## WHAT IS BEING ASKED
All lines in which the word "base" occurs are to be extracted.

## INPUT ROWS
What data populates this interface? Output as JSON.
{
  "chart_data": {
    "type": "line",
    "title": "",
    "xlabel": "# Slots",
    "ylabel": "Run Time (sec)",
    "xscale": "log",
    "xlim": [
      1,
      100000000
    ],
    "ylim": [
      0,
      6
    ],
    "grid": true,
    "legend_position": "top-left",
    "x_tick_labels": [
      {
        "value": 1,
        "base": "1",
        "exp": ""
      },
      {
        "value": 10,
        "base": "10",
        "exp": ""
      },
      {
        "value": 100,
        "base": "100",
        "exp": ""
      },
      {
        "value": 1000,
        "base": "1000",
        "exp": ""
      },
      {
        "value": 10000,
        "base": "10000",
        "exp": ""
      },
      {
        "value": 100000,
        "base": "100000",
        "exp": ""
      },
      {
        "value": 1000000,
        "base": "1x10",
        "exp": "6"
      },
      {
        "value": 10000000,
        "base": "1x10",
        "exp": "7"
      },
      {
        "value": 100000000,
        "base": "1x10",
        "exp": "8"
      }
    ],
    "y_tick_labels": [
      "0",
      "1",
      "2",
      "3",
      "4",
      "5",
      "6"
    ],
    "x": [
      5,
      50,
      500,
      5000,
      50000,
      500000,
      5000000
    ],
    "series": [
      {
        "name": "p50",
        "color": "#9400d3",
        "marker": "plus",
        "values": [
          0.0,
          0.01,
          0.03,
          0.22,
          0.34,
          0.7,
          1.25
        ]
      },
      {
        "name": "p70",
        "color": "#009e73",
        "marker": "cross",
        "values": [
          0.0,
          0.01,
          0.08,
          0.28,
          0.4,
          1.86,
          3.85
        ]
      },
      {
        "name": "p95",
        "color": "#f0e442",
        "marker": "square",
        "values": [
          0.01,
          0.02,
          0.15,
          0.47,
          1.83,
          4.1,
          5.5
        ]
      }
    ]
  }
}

## RESPONSE FOR THIS EXERCISE
        "base": "1",
        "base": "10",
        "base": "100",
        "base": "1000",
        "base": "10000",
        "base": "100000",
        "base": "1x10",
        "base": "1x10",
        "base": "1x10",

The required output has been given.